Give the data again exactly as written, without any of its pictures.

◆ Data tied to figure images
◇ ◇ ◇ ◇ ◇

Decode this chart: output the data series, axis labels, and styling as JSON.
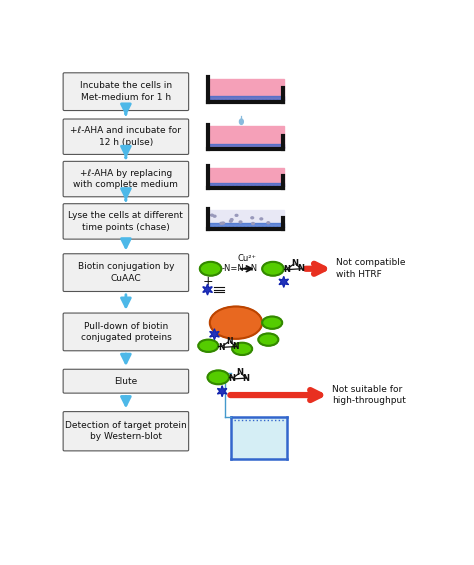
{
  "bg_color": "#ffffff",
  "box_color": "#f0f0f0",
  "box_edge_color": "#555555",
  "arrow_color": "#4db8e8",
  "red_arrow_color": "#e83020",
  "text_color": "#111111",
  "steps": [
    "Incubate the cells in\nMet-medium for 1 h",
    "+ℓ-AHA and incubate for\n12 h (pulse)",
    "+ℓ-AHA by replacing\nwith complete medium",
    "Lyse the cells at different\ntime points (chase)",
    "Biotin conjugation by\nCuAAC",
    "Pull-down of biotin\nconjugated proteins",
    "Elute",
    "Detection of target protein\nby Western-blot"
  ],
  "dish_pink": "#f5a0b8",
  "dish_light": "#e8e8f5",
  "dish_rim_dark": "#111111",
  "dish_rim_blue": "#3366cc",
  "dish_dots": "#9999bb",
  "drop_color": "#88bbdd",
  "green_color": "#55cc00",
  "green_edge": "#338800",
  "orange_color": "#e86820",
  "orange_edge": "#bb4400",
  "blue_star_color": "#2233bb",
  "black_line": "#111111",
  "note1_text": "Not compatible\nwith HTRF",
  "note2_text": "Not suitable for\nhigh-throughput",
  "bracket_color": "#4499cc"
}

◇ ◇ ◇ ◇ ◇

◆ WRITTEN ANSWER
Decode this chart: output the data series, axis labels, and styling as JSON.
{
  "bg_color": "#ffffff",
  "box_color": "#f0f0f0",
  "box_edge_color": "#555555",
  "arrow_color": "#4db8e8",
  "red_arrow_color": "#e83020",
  "text_color": "#111111",
  "steps": [
    "Incubate the cells in\nMet-medium for 1 h",
    "+ℓ-AHA and incubate for\n12 h (pulse)",
    "+ℓ-AHA by replacing\nwith complete medium",
    "Lyse the cells at different\ntime points (chase)",
    "Biotin conjugation by\nCuAAC",
    "Pull-down of biotin\nconjugated proteins",
    "Elute",
    "Detection of target protein\nby Western-blot"
  ],
  "dish_pink": "#f5a0b8",
  "dish_light": "#e8e8f5",
  "dish_rim_dark": "#111111",
  "dish_rim_blue": "#3366cc",
  "dish_dots": "#9999bb",
  "drop_color": "#88bbdd",
  "green_color": "#55cc00",
  "green_edge": "#338800",
  "orange_color": "#e86820",
  "orange_edge": "#bb4400",
  "blue_star_color": "#2233bb",
  "black_line": "#111111",
  "note1_text": "Not compatible\nwith HTRF",
  "note2_text": "Not suitable for\nhigh-throughput",
  "bracket_color": "#4499cc"
}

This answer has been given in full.